— Start —
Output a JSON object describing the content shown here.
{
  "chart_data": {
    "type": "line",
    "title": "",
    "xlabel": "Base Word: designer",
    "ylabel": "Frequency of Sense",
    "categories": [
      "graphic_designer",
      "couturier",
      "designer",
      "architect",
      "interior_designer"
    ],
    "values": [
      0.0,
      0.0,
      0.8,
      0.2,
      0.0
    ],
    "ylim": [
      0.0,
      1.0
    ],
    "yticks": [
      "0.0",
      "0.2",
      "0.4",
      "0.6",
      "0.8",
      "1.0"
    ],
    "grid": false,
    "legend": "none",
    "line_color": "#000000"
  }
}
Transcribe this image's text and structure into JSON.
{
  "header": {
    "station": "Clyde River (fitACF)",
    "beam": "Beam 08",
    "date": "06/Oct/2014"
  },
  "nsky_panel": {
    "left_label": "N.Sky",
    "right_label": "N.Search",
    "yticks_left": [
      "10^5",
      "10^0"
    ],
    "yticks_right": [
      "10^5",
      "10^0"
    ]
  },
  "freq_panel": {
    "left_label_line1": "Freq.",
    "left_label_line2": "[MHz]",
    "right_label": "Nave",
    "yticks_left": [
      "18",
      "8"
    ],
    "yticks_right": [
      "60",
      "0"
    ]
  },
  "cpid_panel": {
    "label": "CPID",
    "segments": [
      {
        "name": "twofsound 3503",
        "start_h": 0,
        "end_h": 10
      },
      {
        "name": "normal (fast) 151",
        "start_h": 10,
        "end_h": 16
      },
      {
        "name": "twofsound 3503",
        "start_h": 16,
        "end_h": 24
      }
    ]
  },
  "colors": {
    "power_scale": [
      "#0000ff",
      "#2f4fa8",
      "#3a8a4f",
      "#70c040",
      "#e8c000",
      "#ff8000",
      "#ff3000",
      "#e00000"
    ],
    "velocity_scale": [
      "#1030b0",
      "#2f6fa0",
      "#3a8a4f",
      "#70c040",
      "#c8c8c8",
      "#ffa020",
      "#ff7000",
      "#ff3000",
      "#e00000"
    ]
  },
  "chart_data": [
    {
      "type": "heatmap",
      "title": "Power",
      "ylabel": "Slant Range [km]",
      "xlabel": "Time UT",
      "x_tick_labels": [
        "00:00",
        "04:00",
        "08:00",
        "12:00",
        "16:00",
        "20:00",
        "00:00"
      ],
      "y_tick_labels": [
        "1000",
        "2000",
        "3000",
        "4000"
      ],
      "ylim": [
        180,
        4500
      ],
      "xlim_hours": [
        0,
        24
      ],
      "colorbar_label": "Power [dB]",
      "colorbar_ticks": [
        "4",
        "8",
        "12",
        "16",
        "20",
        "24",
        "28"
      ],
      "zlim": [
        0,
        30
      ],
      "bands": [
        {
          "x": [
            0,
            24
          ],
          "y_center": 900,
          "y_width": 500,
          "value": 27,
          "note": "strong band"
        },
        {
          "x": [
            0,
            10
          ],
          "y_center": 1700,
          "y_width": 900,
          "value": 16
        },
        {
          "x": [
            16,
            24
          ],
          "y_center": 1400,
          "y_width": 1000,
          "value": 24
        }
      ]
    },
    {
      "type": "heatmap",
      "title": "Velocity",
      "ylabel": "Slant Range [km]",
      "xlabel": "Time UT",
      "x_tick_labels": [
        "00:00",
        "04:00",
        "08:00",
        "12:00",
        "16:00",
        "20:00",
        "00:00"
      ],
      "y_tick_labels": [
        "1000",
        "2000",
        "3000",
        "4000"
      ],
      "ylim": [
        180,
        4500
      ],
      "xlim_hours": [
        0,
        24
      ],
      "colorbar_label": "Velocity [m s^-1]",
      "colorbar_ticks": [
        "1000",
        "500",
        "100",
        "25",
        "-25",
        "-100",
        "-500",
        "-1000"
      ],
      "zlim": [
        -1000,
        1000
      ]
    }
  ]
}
— End —
§ **Given task**
Quote every record above exactly.

§ **Solved problem**
Output a JSON object describing the content shown here.
{
  "chart_data": {
    "type": "line",
    "title": "",
    "xlabel": "Base Word: designer",
    "ylabel": "Frequency of Sense",
    "categories": [
      "graphic_designer",
      "couturier",
      "designer",
      "architect",
      "interior_designer"
    ],
    "values": [
      0.0,
      0.0,
      0.8,
      0.2,
      0.0
    ],
    "ylim": [
      0.0,
      1.0
    ],
    "yticks": [
      "0.0",
      "0.2",
      "0.4",
      "0.6",
      "0.8",
      "1.0"
    ],
    "grid": false,
    "legend": "none",
    "line_color": "#000000"
  }
}
Transcribe this image's text and structure into JSON.
{
  "header": {
    "station": "Clyde River (fitACF)",
    "beam": "Beam 08",
    "date": "06/Oct/2014"
  },
  "nsky_panel": {
    "left_label": "N.Sky",
    "right_label": "N.Search",
    "yticks_left": [
      "10^5",
      "10^0"
    ],
    "yticks_right": [
      "10^5",
      "10^0"
    ]
  },
  "freq_panel": {
    "left_label_line1": "Freq.",
    "left_label_line2": "[MHz]",
    "right_label": "Nave",
    "yticks_left": [
      "18",
      "8"
    ],
    "yticks_right": [
      "60",
      "0"
    ]
  },
  "cpid_panel": {
    "label": "CPID",
    "segments": [
      {
        "name": "twofsound 3503",
        "start_h": 0,
        "end_h": 10
      },
      {
        "name": "normal (fast) 151",
        "start_h": 10,
        "end_h": 16
      },
      {
        "name": "twofsound 3503",
        "start_h": 16,
        "end_h": 24
      }
    ]
  },
  "colors": {
    "power_scale": [
      "#0000ff",
      "#2f4fa8",
      "#3a8a4f",
      "#70c040",
      "#e8c000",
      "#ff8000",
      "#ff3000",
      "#e00000"
    ],
    "velocity_scale": [
      "#1030b0",
      "#2f6fa0",
      "#3a8a4f",
      "#70c040",
      "#c8c8c8",
      "#ffa020",
      "#ff7000",
      "#ff3000",
      "#e00000"
    ]
  },
  "chart_data": [
    {
      "type": "heatmap",
      "title": "Power",
      "ylabel": "Slant Range [km]",
      "xlabel": "Time UT",
      "x_tick_labels": [
        "00:00",
        "04:00",
        "08:00",
        "12:00",
        "16:00",
        "20:00",
        "00:00"
      ],
      "y_tick_labels": [
        "1000",
        "2000",
        "3000",
        "4000"
      ],
      "ylim": [
        180,
        4500
      ],
      "xlim_hours": [
        0,
        24
      ],
      "colorbar_label": "Power [dB]",
      "colorbar_ticks": [
        "4",
        "8",
        "12",
        "16",
        "20",
        "24",
        "28"
      ],
      "zlim": [
        0,
        30
      ],
      "bands": [
        {
          "x": [
            0,
            24
          ],
          "y_center": 900,
          "y_width": 500,
          "value": 27,
          "note": "strong band"
        },
        {
          "x": [
            0,
            10
          ],
          "y_center": 1700,
          "y_width": 900,
          "value": 16
        },
        {
          "x": [
            16,
            24
          ],
          "y_center": 1400,
          "y_width": 1000,
          "value": 24
        }
      ]
    },
    {
      "type": "heatmap",
      "title": "Velocity",
      "ylabel": "Slant Range [km]",
      "xlabel": "Time UT",
      "x_tick_labels": [
        "00:00",
        "04:00",
        "08:00",
        "12:00",
        "16:00",
        "20:00",
        "00:00"
      ],
      "y_tick_labels": [
        "1000",
        "2000",
        "3000",
        "4000"
      ],
      "ylim": [
        180,
        4500
      ],
      "xlim_hours": [
        0,
        24
      ],
      "colorbar_label": "Velocity [m s^-1]",
      "colorbar_ticks": [
        "1000",
        "500",
        "100",
        "25",
        "-25",
        "-100",
        "-500",
        "-1000"
      ],
      "zlim": [
        -1000,
        1000
      ]
    }
  ]
}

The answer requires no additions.